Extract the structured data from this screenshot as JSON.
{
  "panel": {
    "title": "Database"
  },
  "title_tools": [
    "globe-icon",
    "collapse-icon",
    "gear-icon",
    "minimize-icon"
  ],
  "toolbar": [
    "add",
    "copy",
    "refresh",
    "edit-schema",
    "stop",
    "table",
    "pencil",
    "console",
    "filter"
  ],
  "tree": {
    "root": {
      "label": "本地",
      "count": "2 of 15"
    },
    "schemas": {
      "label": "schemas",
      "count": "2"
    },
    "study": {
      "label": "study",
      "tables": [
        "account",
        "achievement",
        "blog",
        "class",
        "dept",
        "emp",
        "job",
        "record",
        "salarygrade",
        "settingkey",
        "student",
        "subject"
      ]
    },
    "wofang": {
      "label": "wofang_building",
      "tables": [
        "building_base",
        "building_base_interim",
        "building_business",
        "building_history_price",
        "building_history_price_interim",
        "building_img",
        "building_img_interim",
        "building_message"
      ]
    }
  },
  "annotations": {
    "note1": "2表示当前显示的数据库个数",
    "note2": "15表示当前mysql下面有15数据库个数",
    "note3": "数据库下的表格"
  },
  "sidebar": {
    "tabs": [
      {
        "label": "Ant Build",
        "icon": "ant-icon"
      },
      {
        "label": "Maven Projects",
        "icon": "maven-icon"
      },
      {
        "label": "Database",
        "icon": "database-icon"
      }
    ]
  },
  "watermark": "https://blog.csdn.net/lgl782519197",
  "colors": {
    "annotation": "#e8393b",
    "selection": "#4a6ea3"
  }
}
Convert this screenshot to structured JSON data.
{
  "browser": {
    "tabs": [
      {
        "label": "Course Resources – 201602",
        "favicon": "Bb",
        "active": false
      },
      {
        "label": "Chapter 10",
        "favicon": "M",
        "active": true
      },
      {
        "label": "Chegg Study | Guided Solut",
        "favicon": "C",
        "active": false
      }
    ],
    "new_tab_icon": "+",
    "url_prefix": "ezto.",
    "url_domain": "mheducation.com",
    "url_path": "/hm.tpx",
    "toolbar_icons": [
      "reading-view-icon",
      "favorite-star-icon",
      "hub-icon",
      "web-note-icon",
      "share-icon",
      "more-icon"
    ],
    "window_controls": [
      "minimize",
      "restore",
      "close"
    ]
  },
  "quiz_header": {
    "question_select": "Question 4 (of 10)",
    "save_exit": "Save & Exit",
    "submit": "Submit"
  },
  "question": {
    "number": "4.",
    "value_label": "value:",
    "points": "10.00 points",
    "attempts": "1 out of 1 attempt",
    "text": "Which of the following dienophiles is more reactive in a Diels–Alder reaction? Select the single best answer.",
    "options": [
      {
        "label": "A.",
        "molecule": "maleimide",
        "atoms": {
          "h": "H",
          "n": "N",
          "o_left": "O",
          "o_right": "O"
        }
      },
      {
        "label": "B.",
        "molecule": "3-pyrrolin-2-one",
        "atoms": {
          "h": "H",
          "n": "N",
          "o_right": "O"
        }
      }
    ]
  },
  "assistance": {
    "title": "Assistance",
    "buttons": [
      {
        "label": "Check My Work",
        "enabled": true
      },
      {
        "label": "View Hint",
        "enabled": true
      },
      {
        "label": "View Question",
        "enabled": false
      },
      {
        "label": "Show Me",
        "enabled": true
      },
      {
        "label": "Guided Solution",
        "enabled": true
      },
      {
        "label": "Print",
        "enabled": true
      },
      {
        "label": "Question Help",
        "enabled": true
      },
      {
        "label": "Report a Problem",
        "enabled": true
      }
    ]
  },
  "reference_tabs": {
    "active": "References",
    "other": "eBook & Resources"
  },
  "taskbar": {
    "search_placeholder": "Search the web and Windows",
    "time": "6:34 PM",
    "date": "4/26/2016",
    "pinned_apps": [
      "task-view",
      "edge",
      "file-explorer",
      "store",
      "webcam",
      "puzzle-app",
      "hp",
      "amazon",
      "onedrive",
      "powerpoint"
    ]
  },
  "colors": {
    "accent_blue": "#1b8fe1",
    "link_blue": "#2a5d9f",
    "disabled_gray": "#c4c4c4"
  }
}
::::::
> **Given problem**: Go through the material above line by line and copy it exactly.

> **Full solution**:
Extract the structured data from this screenshot as JSON.
{
  "panel": {
    "title": "Database"
  },
  "title_tools": [
    "globe-icon",
    "collapse-icon",
    "gear-icon",
    "minimize-icon"
  ],
  "toolbar": [
    "add",
    "copy",
    "refresh",
    "edit-schema",
    "stop",
    "table",
    "pencil",
    "console",
    "filter"
  ],
  "tree": {
    "root": {
      "label": "本地",
      "count": "2 of 15"
    },
    "schemas": {
      "label": "schemas",
      "count": "2"
    },
    "study": {
      "label": "study",
      "tables": [
        "account",
        "achievement",
        "blog",
        "class",
        "dept",
        "emp",
        "job",
        "record",
        "salarygrade",
        "settingkey",
        "student",
        "subject"
      ]
    },
    "wofang": {
      "label": "wofang_building",
      "tables": [
        "building_base",
        "building_base_interim",
        "building_business",
        "building_history_price",
        "building_history_price_interim",
        "building_img",
        "building_img_interim",
        "building_message"
      ]
    }
  },
  "annotations": {
    "note1": "2表示当前显示的数据库个数",
    "note2": "15表示当前mysql下面有15数据库个数",
    "note3": "数据库下的表格"
  },
  "sidebar": {
    "tabs": [
      {
        "label": "Ant Build",
        "icon": "ant-icon"
      },
      {
        "label": "Maven Projects",
        "icon": "maven-icon"
      },
      {
        "label": "Database",
        "icon": "database-icon"
      }
    ]
  },
  "watermark": "https://blog.csdn.net/lgl782519197",
  "colors": {
    "annotation": "#e8393b",
    "selection": "#4a6ea3"
  }
}
Convert this screenshot to structured JSON data.
{
  "browser": {
    "tabs": [
      {
        "label": "Course Resources – 201602",
        "favicon": "Bb",
        "active": false
      },
      {
        "label": "Chapter 10",
        "favicon": "M",
        "active": true
      },
      {
        "label": "Chegg Study | Guided Solut",
        "favicon": "C",
        "active": false
      }
    ],
    "new_tab_icon": "+",
    "url_prefix": "ezto.",
    "url_domain": "mheducation.com",
    "url_path": "/hm.tpx",
    "toolbar_icons": [
      "reading-view-icon",
      "favorite-star-icon",
      "hub-icon",
      "web-note-icon",
      "share-icon",
      "more-icon"
    ],
    "window_controls": [
      "minimize",
      "restore",
      "close"
    ]
  },
  "quiz_header": {
    "question_select": "Question 4 (of 10)",
    "save_exit": "Save & Exit",
    "submit": "Submit"
  },
  "question": {
    "number": "4.",
    "value_label": "value:",
    "points": "10.00 points",
    "attempts": "1 out of 1 attempt",
    "text": "Which of the following dienophiles is more reactive in a Diels–Alder reaction? Select the single best answer.",
    "options": [
      {
        "label": "A.",
        "molecule": "maleimide",
        "atoms": {
          "h": "H",
          "n": "N",
          "o_left": "O",
          "o_right": "O"
        }
      },
      {
        "label": "B.",
        "molecule": "3-pyrrolin-2-one",
        "atoms": {
          "h": "H",
          "n": "N",
          "o_right": "O"
        }
      }
    ]
  },
  "assistance": {
    "title": "Assistance",
    "buttons": [
      {
        "label": "Check My Work",
        "enabled": true
      },
      {
        "label": "View Hint",
        "enabled": true
      },
      {
        "label": "View Question",
        "enabled": false
      },
      {
        "label": "Show Me",
        "enabled": true
      },
      {
        "label": "Guided Solution",
        "enabled": true
      },
      {
        "label": "Print",
        "enabled": true
      },
      {
        "label": "Question Help",
        "enabled": true
      },
      {
        "label": "Report a Problem",
        "enabled": true
      }
    ]
  },
  "reference_tabs": {
    "active": "References",
    "other": "eBook & Resources"
  },
  "taskbar": {
    "search_placeholder": "Search the web and Windows",
    "time": "6:34 PM",
    "date": "4/26/2016",
    "pinned_apps": [
      "task-view",
      "edge",
      "file-explorer",
      "store",
      "webcam",
      "puzzle-app",
      "hp",
      "amazon",
      "onedrive",
      "powerpoint"
    ]
  },
  "colors": {
    "accent_blue": "#1b8fe1",
    "link_blue": "#2a5d9f",
    "disabled_gray": "#c4c4c4"
  }
}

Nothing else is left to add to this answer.